To do: How many lines in this material include the string "cette"? Answer with the number and nothing further.

····················

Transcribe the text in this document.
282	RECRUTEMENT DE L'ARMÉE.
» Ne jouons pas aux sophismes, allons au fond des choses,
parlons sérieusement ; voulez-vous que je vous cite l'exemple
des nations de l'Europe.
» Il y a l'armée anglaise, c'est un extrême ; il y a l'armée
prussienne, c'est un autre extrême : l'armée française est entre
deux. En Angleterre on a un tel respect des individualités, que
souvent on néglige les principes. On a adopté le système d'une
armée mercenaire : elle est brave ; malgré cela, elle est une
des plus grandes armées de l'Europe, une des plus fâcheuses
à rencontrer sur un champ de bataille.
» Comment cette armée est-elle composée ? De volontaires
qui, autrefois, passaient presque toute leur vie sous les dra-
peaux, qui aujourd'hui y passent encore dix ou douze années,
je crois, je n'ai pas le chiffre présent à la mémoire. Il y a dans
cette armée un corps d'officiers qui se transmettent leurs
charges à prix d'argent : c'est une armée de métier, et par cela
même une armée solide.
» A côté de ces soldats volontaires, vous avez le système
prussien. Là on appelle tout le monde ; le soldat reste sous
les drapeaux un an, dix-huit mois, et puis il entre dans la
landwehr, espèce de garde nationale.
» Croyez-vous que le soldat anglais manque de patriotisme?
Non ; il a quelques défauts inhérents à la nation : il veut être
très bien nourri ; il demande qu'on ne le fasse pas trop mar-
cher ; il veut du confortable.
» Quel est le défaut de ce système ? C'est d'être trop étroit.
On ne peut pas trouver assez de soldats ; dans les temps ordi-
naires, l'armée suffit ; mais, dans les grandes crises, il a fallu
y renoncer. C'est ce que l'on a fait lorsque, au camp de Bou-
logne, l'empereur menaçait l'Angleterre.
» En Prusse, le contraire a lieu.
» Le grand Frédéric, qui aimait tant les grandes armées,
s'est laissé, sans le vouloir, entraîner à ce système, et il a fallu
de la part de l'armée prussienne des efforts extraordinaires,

····················

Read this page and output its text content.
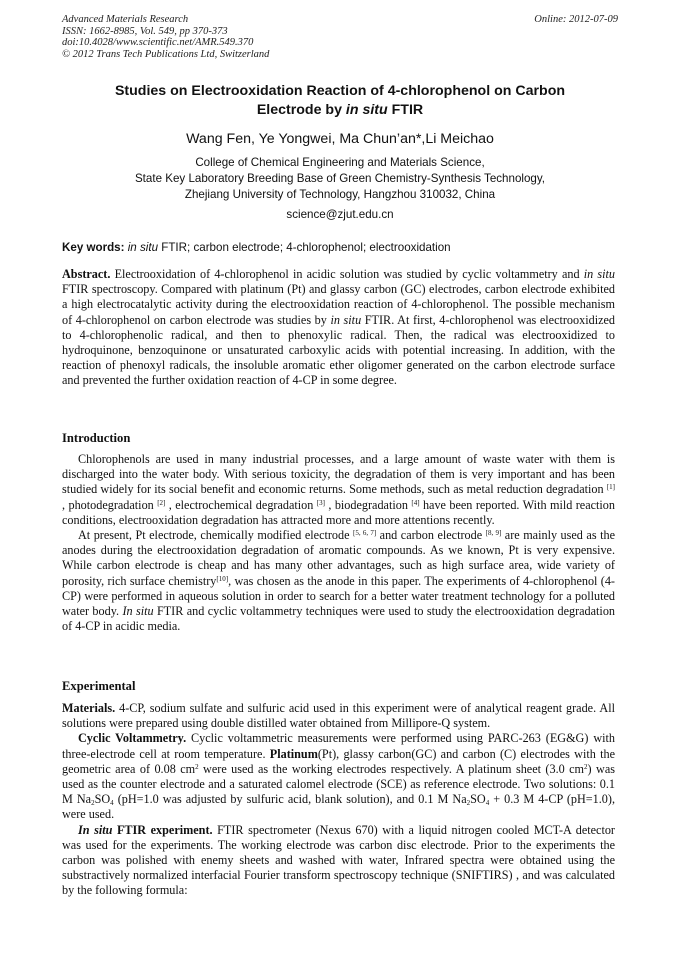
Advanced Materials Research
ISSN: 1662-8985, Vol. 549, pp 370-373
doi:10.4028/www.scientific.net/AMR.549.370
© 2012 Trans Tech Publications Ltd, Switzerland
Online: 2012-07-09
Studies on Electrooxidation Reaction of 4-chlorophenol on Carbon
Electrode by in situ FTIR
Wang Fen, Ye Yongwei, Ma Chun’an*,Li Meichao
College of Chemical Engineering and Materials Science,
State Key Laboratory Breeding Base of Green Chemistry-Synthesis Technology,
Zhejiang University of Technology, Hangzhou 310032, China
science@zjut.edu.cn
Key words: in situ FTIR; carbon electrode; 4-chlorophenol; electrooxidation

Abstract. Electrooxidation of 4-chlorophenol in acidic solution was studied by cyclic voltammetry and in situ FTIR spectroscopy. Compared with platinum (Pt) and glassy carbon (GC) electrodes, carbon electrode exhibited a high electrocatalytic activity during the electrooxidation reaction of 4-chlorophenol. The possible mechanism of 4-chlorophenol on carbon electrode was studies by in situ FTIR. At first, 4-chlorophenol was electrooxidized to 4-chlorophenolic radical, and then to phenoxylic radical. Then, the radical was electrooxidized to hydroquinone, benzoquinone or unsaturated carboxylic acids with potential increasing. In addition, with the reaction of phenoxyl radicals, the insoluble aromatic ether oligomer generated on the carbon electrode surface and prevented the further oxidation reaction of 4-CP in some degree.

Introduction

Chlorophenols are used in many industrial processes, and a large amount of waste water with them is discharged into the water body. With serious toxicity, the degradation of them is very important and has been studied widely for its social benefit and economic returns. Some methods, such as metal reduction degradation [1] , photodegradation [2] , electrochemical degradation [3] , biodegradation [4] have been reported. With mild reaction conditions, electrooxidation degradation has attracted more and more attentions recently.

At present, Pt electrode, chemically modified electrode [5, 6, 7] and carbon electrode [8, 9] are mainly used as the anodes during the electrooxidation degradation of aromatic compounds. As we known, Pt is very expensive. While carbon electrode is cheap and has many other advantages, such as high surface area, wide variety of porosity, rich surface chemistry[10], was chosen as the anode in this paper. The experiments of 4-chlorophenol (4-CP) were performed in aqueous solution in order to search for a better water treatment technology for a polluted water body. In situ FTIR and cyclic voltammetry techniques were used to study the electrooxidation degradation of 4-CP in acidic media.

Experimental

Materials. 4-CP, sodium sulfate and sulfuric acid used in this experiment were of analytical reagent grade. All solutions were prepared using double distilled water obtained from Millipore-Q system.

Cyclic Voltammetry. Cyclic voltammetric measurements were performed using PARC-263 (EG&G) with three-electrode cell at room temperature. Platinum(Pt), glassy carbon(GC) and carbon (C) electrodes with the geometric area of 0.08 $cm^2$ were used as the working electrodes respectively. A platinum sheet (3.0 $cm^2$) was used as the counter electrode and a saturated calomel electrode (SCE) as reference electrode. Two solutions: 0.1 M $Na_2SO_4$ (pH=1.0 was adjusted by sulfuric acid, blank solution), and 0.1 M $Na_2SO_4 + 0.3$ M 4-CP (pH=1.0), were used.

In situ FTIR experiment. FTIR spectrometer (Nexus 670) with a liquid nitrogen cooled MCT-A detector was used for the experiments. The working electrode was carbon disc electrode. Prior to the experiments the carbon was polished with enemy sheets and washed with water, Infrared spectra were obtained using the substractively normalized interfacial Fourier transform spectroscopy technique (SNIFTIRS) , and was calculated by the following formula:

····················

Written solution: 2